## Supplied material
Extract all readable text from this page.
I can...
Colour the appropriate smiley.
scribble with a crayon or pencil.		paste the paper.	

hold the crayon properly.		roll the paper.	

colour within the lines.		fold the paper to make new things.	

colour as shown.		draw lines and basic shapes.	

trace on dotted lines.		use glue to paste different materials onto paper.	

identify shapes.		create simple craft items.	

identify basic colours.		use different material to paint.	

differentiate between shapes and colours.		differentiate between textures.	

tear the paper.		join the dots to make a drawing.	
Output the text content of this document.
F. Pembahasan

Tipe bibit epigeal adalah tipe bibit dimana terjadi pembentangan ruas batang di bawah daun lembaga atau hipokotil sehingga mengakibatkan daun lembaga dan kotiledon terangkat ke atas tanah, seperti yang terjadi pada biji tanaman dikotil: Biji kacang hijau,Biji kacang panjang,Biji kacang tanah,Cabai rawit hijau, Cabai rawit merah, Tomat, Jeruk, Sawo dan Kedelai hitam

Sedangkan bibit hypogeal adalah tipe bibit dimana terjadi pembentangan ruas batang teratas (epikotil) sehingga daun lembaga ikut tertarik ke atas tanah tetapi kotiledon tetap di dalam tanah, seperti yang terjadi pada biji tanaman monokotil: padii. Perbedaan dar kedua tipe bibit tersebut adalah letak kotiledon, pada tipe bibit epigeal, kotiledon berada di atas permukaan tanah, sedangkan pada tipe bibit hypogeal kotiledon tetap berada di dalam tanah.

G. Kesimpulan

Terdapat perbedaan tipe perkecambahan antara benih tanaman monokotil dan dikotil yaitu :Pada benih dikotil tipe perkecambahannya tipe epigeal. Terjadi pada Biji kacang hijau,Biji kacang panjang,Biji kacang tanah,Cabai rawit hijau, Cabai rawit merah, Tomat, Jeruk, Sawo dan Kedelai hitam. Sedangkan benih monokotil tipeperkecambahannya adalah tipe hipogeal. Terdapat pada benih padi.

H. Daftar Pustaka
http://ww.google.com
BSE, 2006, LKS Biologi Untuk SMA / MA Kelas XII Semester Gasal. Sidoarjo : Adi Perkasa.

## Work to be completed
Locate the word "lines" in the entries, and copy every line where it is found.

## Written answer
colour within the lines.		fold the paper to make new things.	
colour as shown.		draw lines and basic shapes.	
trace on dotted lines.		use glue to paste different materials onto paper.	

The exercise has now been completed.